◆ Directions for this task ◆
Each entry in the listing below should be restated word for word.

◆ Given information ◆
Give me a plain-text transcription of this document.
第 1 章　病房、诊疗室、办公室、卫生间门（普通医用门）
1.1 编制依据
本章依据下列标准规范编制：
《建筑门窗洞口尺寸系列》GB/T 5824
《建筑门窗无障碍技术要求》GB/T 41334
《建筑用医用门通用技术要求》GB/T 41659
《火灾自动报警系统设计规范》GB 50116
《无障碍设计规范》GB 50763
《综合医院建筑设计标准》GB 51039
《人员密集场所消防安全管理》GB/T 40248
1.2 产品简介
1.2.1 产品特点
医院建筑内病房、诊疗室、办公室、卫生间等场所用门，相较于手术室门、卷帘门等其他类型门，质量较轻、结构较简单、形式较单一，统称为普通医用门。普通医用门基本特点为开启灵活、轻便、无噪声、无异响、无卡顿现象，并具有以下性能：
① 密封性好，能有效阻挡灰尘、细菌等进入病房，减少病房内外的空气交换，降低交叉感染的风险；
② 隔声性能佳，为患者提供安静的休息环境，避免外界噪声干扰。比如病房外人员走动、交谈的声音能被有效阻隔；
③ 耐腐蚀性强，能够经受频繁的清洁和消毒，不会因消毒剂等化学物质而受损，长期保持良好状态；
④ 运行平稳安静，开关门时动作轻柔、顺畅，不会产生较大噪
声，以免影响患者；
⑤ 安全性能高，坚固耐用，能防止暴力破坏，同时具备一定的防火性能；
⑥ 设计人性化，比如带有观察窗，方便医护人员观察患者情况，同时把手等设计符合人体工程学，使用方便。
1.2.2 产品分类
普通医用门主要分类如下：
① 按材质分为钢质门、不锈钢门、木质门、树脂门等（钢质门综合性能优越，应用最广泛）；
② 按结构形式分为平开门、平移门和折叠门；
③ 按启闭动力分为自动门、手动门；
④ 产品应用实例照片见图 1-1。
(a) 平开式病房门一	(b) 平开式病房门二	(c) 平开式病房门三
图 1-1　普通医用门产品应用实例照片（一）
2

◆ Answer for this exercise ◆
Give me a plain-text transcription of this document.
第 1 章　病房、诊疗室、办公室、卫生间门（普通医用门）
1.1 编制依据
本章依据下列标准规范编制：
《建筑门窗洞口尺寸系列》GB/T 5824
《建筑门窗无障碍技术要求》GB/T 41334
《建筑用医用门通用技术要求》GB/T 41659
《火灾自动报警系统设计规范》GB 50116
《无障碍设计规范》GB 50763
《综合医院建筑设计标准》GB 51039
《人员密集场所消防安全管理》GB/T 40248
1.2 产品简介
1.2.1 产品特点
医院建筑内病房、诊疗室、办公室、卫生间等场所用门，相较于手术室门、卷帘门等其他类型门，质量较轻、结构较简单、形式较单一，统称为普通医用门。普通医用门基本特点为开启灵活、轻便、无噪声、无异响、无卡顿现象，并具有以下性能：
① 密封性好，能有效阻挡灰尘、细菌等进入病房，减少病房内外的空气交换，降低交叉感染的风险；
② 隔声性能佳，为患者提供安静的休息环境，避免外界噪声干扰。比如病房外人员走动、交谈的声音能被有效阻隔；
③ 耐腐蚀性强，能够经受频繁的清洁和消毒，不会因消毒剂等化学物质而受损，长期保持良好状态；
④ 运行平稳安静，开关门时动作轻柔、顺畅，不会产生较大噪
声，以免影响患者；
⑤ 安全性能高，坚固耐用，能防止暴力破坏，同时具备一定的防火性能；
⑥ 设计人性化，比如带有观察窗，方便医护人员观察患者情况，同时把手等设计符合人体工程学，使用方便。
1.2.2 产品分类
普通医用门主要分类如下：
① 按材质分为钢质门、不锈钢门、木质门、树脂门等（钢质门综合性能优越，应用最广泛）；
② 按结构形式分为平开门、平移门和折叠门；
③ 按启闭动力分为自动门、手动门；
④ 产品应用实例照片见图 1-1。
(a) 平开式病房门一	(b) 平开式病房门二	(c) 平开式病房门三
图 1-1　普通医用门产品应用实例照片（一）
2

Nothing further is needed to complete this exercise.